* **Task**: Word for word, restate every line of the material.

* **Extracted data**:
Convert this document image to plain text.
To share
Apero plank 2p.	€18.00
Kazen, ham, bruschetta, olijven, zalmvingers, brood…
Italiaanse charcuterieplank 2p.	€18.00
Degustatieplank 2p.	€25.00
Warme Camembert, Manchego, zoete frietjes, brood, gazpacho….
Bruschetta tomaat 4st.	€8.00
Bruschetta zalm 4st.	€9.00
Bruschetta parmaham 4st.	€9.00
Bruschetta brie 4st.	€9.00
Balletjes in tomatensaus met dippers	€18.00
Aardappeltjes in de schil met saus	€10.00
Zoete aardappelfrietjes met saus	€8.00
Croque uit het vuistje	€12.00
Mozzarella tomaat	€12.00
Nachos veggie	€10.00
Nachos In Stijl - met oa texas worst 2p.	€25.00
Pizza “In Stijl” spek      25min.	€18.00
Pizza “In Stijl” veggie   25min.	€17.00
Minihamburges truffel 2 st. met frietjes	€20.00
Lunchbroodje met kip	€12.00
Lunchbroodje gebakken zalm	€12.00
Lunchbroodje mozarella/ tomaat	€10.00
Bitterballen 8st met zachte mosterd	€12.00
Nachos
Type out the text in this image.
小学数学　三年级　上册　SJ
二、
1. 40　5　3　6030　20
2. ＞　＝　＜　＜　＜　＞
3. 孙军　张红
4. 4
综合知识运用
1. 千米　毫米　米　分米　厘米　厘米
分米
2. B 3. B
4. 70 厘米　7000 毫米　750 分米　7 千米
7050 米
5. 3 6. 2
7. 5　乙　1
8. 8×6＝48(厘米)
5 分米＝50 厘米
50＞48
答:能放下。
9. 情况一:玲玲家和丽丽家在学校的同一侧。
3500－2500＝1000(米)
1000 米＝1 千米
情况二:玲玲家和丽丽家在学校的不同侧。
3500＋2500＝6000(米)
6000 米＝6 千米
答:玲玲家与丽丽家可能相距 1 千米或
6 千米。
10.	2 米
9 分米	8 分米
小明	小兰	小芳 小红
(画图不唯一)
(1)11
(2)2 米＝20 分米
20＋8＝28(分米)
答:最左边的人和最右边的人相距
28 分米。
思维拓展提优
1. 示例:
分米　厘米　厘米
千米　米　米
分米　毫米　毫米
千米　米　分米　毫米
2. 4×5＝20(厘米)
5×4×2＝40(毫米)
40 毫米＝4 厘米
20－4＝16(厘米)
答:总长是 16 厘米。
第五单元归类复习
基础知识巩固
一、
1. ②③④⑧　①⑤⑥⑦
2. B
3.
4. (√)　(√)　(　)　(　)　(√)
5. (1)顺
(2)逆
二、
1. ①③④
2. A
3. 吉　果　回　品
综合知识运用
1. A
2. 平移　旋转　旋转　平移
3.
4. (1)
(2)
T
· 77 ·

* **Complete response**:
Convert this document image to plain text.
To share
Apero plank 2p.	€18.00
Kazen, ham, bruschetta, olijven, zalmvingers, brood…
Italiaanse charcuterieplank 2p.	€18.00
Degustatieplank 2p.	€25.00
Warme Camembert, Manchego, zoete frietjes, brood, gazpacho….
Bruschetta tomaat 4st.	€8.00
Bruschetta zalm 4st.	€9.00
Bruschetta parmaham 4st.	€9.00
Bruschetta brie 4st.	€9.00
Balletjes in tomatensaus met dippers	€18.00
Aardappeltjes in de schil met saus	€10.00
Zoete aardappelfrietjes met saus	€8.00
Croque uit het vuistje	€12.00
Mozzarella tomaat	€12.00
Nachos veggie	€10.00
Nachos In Stijl - met oa texas worst 2p.	€25.00
Pizza “In Stijl” spek      25min.	€18.00
Pizza “In Stijl” veggie   25min.	€17.00
Minihamburges truffel 2 st. met frietjes	€20.00
Lunchbroodje met kip	€12.00
Lunchbroodje gebakken zalm	€12.00
Lunchbroodje mozarella/ tomaat	€10.00
Bitterballen 8st met zachte mosterd	€12.00
Nachos
Type out the text in this image.
小学数学　三年级　上册　SJ
二、
1. 40　5　3　6030　20
2. ＞　＝　＜　＜　＜　＞
3. 孙军　张红
4. 4
综合知识运用
1. 千米　毫米　米　分米　厘米　厘米
分米
2. B 3. B
4. 70 厘米　7000 毫米　750 分米　7 千米
7050 米
5. 3 6. 2
7. 5　乙　1
8. 8×6＝48(厘米)
5 分米＝50 厘米
50＞48
答:能放下。
9. 情况一:玲玲家和丽丽家在学校的同一侧。
3500－2500＝1000(米)
1000 米＝1 千米
情况二:玲玲家和丽丽家在学校的不同侧。
3500＋2500＝6000(米)
6000 米＝6 千米
答:玲玲家与丽丽家可能相距 1 千米或
6 千米。
10.	2 米
9 分米	8 分米
小明	小兰	小芳 小红
(画图不唯一)
(1)11
(2)2 米＝20 分米
20＋8＝28(分米)
答:最左边的人和最右边的人相距
28 分米。
思维拓展提优
1. 示例:
分米　厘米　厘米
千米　米　米
分米　毫米　毫米
千米　米　分米　毫米
2. 4×5＝20(厘米)
5×4×2＝40(毫米)
40 毫米＝4 厘米
20－4＝16(厘米)
答:总长是 16 厘米。
第五单元归类复习
基础知识巩固
一、
1. ②③④⑧　①⑤⑥⑦
2. B
3.
4. (√)　(√)　(　)　(　)　(√)
5. (1)顺
(2)逆
二、
1. ①③④
2. A
3. 吉　果　回　品
综合知识运用
1. A
2. 平移　旋转　旋转　平移
3.
4. (1)
(2)
T
· 77 ·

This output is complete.